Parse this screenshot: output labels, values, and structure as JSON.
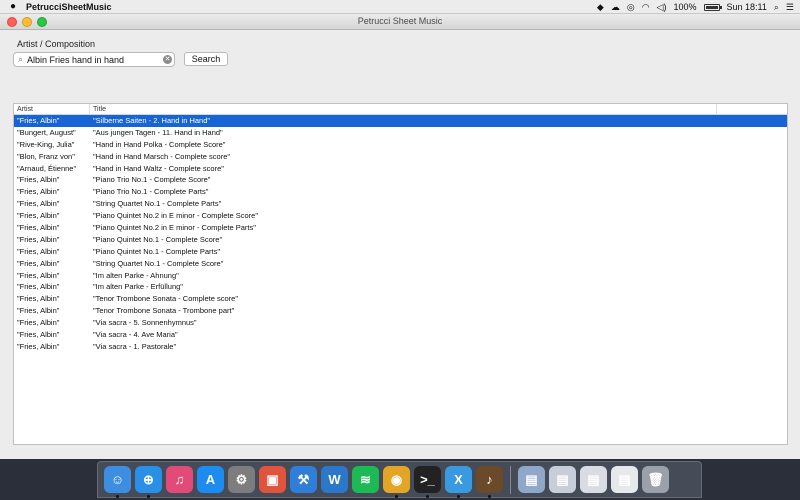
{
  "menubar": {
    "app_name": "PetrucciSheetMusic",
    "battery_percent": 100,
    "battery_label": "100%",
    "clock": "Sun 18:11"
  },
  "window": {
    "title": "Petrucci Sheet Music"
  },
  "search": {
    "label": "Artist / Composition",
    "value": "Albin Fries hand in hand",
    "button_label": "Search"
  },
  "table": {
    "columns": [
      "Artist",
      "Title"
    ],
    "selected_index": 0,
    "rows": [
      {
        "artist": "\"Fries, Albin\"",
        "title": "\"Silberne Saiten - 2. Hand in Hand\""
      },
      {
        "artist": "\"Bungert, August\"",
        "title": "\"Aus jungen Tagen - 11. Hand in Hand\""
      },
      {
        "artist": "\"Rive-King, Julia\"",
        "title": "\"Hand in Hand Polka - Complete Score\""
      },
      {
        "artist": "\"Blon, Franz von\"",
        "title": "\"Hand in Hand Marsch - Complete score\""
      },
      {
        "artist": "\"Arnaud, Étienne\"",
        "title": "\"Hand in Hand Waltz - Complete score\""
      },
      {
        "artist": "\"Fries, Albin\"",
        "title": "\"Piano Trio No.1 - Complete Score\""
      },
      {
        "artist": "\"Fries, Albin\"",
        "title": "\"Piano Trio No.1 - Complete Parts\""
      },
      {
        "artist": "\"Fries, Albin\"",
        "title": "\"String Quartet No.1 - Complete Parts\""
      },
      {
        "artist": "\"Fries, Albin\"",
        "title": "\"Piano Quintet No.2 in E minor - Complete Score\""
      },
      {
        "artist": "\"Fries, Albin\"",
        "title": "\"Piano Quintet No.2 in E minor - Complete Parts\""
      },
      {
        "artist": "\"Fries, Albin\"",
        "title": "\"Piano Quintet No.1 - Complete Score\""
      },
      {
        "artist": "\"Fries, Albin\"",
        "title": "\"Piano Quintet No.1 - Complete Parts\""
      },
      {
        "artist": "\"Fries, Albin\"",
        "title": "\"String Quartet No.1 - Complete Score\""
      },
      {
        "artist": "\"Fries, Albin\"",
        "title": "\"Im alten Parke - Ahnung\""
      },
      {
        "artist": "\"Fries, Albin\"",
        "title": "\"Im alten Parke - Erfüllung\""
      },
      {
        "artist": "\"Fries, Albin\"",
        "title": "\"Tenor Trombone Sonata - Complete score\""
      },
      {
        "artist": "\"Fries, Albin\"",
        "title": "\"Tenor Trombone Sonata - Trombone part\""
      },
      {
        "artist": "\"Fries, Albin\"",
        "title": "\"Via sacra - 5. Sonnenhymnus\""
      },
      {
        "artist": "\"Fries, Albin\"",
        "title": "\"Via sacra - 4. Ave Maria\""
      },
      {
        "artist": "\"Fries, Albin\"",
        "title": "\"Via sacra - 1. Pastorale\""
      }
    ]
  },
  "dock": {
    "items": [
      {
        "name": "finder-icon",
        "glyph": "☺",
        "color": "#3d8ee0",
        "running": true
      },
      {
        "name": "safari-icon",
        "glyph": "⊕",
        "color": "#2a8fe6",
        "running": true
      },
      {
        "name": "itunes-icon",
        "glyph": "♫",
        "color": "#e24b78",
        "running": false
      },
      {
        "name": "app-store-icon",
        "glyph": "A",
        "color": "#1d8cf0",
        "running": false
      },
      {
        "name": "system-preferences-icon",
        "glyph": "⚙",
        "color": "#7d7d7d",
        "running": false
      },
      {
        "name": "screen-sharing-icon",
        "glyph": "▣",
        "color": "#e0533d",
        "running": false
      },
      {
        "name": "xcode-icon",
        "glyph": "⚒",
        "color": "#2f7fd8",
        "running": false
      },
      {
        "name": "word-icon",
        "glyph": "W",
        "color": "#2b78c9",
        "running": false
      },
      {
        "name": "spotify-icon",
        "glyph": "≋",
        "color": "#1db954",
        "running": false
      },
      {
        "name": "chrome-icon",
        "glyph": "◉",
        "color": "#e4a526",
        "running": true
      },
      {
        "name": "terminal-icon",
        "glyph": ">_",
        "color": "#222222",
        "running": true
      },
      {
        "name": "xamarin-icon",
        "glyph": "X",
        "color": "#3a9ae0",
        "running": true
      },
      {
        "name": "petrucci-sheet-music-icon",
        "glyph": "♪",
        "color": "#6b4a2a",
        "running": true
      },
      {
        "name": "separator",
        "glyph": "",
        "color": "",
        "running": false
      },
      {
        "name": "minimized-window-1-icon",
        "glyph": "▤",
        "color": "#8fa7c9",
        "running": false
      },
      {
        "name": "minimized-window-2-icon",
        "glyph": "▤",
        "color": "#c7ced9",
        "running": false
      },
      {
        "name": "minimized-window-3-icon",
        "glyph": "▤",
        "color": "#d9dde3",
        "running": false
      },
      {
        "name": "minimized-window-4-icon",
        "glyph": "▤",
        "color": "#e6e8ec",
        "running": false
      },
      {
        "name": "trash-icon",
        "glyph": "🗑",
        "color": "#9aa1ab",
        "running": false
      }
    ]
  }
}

★ ★ ★ ★

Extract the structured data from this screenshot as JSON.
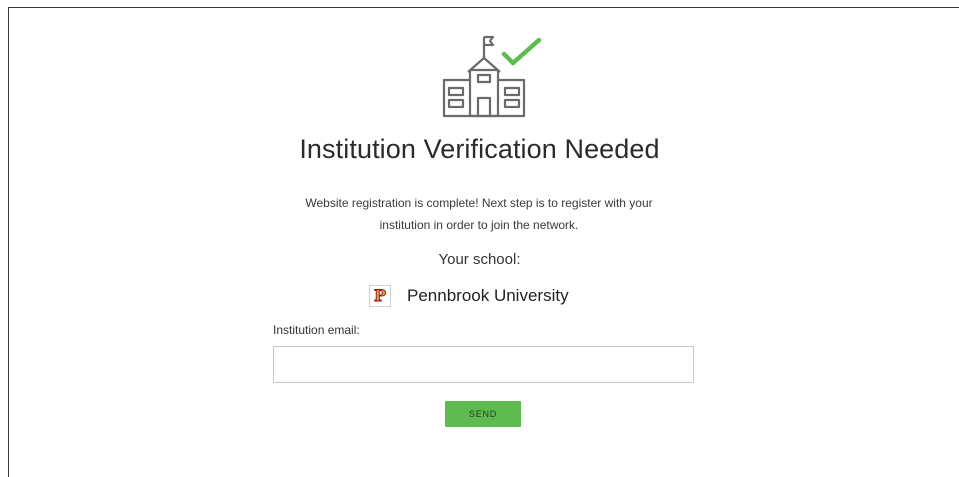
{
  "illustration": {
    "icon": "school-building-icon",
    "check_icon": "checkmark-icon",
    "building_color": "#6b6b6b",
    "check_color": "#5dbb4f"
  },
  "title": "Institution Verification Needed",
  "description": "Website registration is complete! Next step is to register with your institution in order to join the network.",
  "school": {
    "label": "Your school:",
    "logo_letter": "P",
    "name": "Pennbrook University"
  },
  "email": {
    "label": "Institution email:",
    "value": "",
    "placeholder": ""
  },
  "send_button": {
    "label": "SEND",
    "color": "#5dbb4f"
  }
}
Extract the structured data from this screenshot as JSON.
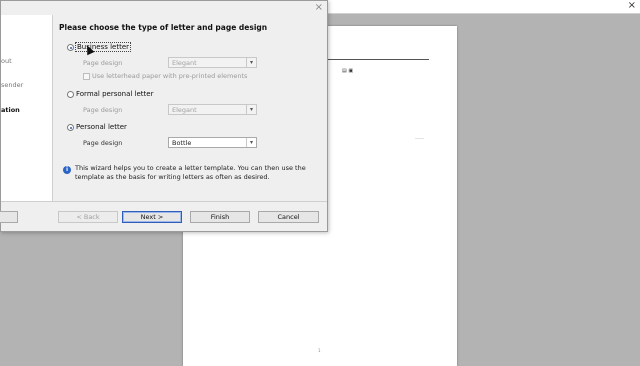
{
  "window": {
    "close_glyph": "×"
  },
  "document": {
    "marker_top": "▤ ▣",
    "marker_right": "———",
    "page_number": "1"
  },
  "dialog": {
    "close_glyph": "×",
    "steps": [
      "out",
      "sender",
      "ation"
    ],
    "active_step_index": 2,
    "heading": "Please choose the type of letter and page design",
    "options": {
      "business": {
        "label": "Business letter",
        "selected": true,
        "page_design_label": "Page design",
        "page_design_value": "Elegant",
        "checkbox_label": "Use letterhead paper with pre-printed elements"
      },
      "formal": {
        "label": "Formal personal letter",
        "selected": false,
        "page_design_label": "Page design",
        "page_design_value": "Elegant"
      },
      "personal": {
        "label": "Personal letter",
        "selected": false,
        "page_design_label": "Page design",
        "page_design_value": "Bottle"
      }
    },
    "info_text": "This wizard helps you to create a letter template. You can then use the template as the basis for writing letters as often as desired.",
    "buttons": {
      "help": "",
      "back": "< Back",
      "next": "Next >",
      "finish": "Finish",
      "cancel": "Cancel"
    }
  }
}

★ ★ ★ ★

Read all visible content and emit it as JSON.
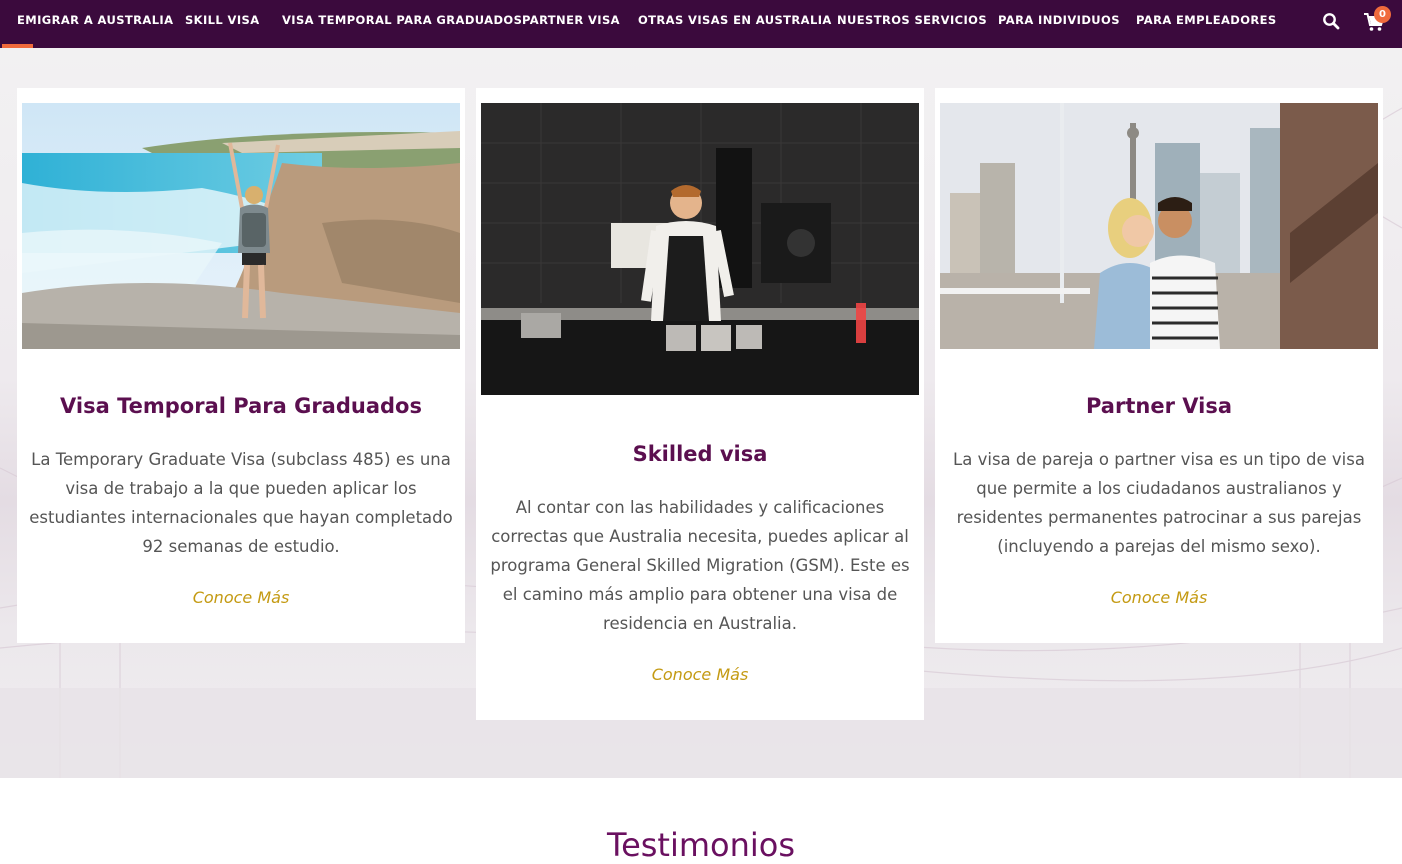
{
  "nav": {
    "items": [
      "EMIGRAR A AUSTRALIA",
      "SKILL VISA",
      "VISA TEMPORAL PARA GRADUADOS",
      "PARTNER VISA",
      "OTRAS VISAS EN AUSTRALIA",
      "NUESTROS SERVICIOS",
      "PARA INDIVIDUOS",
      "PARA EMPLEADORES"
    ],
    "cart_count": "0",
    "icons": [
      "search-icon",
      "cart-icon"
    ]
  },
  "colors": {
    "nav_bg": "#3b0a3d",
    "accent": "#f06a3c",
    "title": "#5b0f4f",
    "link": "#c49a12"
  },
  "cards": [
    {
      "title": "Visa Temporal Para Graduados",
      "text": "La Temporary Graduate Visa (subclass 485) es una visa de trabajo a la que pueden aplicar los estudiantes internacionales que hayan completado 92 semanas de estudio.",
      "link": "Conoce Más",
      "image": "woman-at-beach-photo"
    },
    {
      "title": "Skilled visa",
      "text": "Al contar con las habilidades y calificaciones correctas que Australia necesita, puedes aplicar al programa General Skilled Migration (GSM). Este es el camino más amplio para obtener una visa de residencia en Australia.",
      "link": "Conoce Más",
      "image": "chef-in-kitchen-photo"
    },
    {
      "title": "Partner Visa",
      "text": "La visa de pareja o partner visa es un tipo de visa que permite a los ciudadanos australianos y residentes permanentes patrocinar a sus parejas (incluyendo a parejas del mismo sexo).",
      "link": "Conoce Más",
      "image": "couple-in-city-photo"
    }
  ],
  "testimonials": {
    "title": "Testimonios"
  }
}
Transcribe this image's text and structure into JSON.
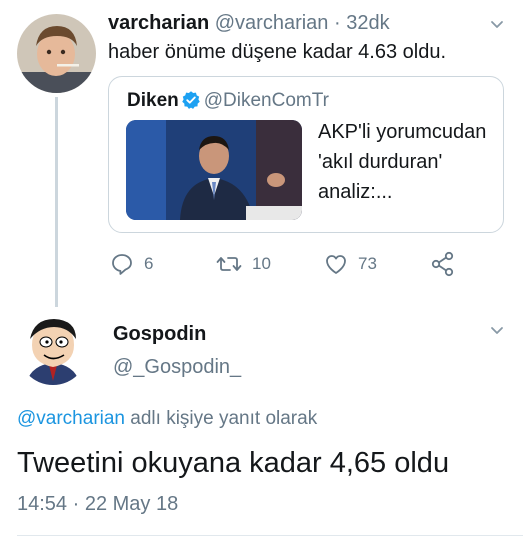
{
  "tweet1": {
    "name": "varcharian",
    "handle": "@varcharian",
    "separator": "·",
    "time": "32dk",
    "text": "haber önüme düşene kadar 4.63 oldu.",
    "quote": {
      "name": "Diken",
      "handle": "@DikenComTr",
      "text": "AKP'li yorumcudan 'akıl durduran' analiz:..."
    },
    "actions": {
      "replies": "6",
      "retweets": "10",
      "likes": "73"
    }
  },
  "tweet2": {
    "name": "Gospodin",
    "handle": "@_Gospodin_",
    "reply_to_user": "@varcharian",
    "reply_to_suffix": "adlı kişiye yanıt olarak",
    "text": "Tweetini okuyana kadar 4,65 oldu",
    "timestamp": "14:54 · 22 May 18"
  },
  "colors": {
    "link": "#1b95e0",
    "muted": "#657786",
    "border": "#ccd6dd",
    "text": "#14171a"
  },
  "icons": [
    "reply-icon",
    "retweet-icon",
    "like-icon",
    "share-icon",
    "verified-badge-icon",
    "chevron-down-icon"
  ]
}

★ ★ ★ ★

DIRECTIONS: Return each full line of the entries that contains the word "varcharian".

TASK RESPONSE:
    "name": "varcharian",
    "handle": "@varcharian",
    "reply_to_user": "@varcharian",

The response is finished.